OBJECTIVE A »
Answer these questions from the TinyOS email thread:
(i) Which list does Phil Levis ask to move the discussions to?
(ii) About how much smaller are binaries from avr-gcc pre-4.4.0 than those from 4.1.2, considering apps in the CVS HEAD?
(iii) Which existing script could the dynamically allocated stack approach leverage?
OBJECTIVE B »
Pick up the TinyOS email thread after its final sentence and continue writing it.

SUPPLIED PASSAGE »
[Tinyos Core WG] two random tool things

Philip Levis pal at cs.stanford.edu
Wed Apr 1 08:18:00 PDT 2009


Can we move these discussions on -devel?

Phil

On Mar 31, 2009, at 3:59 PM, Kevin Klues wrote:

> I can only see two ways to avoid compiling twice in the case of
> determining the TOSThreads stack sizes.  Both involve the use of
> something like tos-set-symbols.
>
> (1) Statically allocated stacks:  Initialize all thread stacks to size
> 1 in the intiial compile and place them at the end of the bss section
> of the elf binary.  Then invoke the stack depth analysis tool to
> determine the maximum stack depths for each thread and expand the
> stack for each thread in the elf binary.  I'm not sure how difficult
> this is, as I'm not an expert on the elf binary format.  I assume this
> involve more than simply packing more 0's onto the binary somehwere as
> te stack expands.
>
> (2) Dynamically allocated stacks: Right now all stacks in the nesC
> interface are statically allocated.  We could modify these semantics
> to force all stacks to be allocated dynamically, even if this only
> once at the start of the program.  This would then involve simply
> changing a variable and could simply leverage the existing
> tos-set-symbol script.
>
> Ideally, I'd prefer the first, but the second is also viable.  Both
> approaches will need some way of detecting that the computed stack
> sizes are not so large that the binary exceeds the size of the flash
> on the platform.
>
> Kevin
>
> On Tue, Mar 31, 2009 at 3:41 PM, John Regehr <regehr at cs.utah.edu>  
> wrote:
>> For incidental reasons we've been using avr-gcc pre-4.4.0, which is
>> quite good: it seems to have fewer bugs and it generates better code.
>> Considering apps in the CVS HEAD, binaries from pre-4.4.0 are about  
>> 5%
>> smaller than the 4.1.2 that came out with TinyOS 2.1.  Oddly, Safe
>> TinyOS binaries only get about 2.5% smaller, we don't know what is  
>> going
>> on.  We have not looked at avr-gcc 4.2, and don't plan to.  4.3  
>> produces
>> binaries several percent larger than 4.1 and so is unlikely to be  
>> worth
>> considering.

Element box annotations »
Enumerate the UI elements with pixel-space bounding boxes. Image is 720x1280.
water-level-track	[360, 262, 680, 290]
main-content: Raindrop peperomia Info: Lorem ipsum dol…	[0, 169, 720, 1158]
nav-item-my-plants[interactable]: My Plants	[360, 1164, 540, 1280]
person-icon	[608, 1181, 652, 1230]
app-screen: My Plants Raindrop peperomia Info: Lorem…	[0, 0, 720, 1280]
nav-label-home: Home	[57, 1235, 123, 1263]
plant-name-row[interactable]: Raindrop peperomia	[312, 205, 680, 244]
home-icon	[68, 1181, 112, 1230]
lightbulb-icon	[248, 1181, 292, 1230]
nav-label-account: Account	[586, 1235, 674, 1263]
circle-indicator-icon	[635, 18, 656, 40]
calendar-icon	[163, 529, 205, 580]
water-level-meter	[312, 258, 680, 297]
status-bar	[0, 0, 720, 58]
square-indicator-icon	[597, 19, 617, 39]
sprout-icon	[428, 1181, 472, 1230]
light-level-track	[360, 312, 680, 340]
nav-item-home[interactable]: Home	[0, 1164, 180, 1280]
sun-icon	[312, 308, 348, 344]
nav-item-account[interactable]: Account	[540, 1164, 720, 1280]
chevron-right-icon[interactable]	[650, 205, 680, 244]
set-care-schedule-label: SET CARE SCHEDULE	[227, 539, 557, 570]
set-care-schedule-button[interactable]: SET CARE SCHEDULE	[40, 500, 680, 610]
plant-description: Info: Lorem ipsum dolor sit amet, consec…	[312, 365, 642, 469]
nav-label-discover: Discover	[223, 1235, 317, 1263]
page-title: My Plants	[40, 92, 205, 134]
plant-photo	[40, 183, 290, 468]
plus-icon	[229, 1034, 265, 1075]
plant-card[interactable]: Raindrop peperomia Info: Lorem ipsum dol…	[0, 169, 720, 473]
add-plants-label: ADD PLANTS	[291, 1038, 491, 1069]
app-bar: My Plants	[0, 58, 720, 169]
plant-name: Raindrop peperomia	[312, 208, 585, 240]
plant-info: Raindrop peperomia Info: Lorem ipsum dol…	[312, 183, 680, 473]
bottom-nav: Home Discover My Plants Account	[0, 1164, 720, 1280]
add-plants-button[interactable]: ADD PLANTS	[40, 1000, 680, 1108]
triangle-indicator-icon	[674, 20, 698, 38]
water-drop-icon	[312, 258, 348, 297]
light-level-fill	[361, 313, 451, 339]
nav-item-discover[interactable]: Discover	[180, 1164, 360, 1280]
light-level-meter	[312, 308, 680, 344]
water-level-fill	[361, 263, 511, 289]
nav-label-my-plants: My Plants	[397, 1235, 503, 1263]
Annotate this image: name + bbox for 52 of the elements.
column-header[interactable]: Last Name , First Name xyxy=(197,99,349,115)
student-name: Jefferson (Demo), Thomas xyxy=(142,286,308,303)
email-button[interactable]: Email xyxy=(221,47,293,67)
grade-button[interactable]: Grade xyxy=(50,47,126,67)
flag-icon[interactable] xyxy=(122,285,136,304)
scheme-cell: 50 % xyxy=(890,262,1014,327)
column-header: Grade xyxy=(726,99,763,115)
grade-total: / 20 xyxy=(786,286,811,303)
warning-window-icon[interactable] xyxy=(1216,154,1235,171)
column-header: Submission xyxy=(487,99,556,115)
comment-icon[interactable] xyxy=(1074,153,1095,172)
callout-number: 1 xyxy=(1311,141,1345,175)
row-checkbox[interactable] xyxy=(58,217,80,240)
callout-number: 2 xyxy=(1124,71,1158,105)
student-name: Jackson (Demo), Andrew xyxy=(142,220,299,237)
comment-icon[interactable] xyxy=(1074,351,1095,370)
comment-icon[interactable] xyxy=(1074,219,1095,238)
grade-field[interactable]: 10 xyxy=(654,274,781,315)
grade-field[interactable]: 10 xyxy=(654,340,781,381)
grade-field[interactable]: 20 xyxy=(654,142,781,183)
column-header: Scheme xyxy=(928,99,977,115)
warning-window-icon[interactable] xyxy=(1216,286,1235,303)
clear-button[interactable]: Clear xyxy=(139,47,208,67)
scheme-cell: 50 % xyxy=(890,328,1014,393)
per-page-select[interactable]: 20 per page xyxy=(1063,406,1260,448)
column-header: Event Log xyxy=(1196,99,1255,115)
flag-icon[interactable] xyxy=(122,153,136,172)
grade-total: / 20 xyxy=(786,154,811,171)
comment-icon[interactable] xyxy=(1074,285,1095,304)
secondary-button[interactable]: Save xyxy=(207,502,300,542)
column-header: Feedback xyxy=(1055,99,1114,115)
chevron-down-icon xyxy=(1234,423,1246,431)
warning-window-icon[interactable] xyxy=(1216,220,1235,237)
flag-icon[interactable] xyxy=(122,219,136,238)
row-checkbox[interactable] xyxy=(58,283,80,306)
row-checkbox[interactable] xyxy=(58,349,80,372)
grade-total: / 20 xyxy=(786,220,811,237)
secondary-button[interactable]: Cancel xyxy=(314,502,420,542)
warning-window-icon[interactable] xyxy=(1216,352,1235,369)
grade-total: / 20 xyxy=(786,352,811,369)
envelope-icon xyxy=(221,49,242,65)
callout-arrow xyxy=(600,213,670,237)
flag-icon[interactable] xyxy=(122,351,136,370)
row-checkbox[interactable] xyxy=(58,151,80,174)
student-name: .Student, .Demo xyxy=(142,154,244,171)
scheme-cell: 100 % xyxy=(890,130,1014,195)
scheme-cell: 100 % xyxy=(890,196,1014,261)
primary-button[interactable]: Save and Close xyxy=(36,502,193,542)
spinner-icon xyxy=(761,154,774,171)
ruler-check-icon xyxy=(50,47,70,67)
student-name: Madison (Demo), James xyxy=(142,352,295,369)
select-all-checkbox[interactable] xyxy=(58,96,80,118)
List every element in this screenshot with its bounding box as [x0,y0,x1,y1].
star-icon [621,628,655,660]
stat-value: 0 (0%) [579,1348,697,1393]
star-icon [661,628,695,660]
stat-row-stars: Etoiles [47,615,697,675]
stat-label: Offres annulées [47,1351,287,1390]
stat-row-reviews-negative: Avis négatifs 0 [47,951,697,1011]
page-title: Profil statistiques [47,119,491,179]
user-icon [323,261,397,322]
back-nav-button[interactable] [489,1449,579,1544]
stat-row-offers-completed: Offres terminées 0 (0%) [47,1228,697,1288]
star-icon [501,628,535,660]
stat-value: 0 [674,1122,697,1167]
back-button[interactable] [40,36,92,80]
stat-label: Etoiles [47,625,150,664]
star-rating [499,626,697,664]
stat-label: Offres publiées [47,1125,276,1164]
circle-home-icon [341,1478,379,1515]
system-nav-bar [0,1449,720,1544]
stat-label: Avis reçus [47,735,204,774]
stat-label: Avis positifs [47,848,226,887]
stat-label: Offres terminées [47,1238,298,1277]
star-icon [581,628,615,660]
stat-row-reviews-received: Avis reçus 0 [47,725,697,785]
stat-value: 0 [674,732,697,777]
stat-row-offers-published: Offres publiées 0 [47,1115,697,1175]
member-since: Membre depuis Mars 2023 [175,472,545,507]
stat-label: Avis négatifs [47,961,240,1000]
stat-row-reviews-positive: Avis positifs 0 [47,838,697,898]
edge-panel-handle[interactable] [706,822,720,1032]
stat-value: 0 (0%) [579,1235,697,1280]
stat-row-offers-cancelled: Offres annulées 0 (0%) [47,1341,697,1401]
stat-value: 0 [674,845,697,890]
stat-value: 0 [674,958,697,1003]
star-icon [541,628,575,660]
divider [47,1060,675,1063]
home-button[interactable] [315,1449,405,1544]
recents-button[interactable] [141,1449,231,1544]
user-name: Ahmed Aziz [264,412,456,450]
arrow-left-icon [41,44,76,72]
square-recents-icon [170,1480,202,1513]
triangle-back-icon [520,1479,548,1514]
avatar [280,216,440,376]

WRITTEN ANSWER A »
(i) -devel
(ii) About 5% smaller
(iii) The tos-set-symbol script

WRITTEN ANSWER B »
>>
>> Summary: it's probably worth upgrading to 4.4 at some point.
>>
>> Second, I'm finally dusting off my stack depth analysis tool and  
>> making
>> sure it can analyze all applications for AVR platforms (msp430 isn't
>> hard to support but with 10 KB of RAM I don't think this is  
>> critical).
>> I'd like to check this into TinyOS and make it easily invokable by
>> adding a stack-check.extra makefile target, or similar.  Any  
>> objections?
>>  It is a Perl script and has no exotic dependencies.
>>
>> The stack tool does not yet compute stack sizes for TOSThreads apps.
>> Kevin we should talk sometime about how to best do that.  The  
>> problem is
>> that we don't know stack requirements of threads until after avr- 
>> gcc has
>> run, at which point it is too late to plug these depths into the app.
>> Compiling twice seems inelegant.  One possibility is to edit the  
>> binary
>> a bit like in tos-set-symbols.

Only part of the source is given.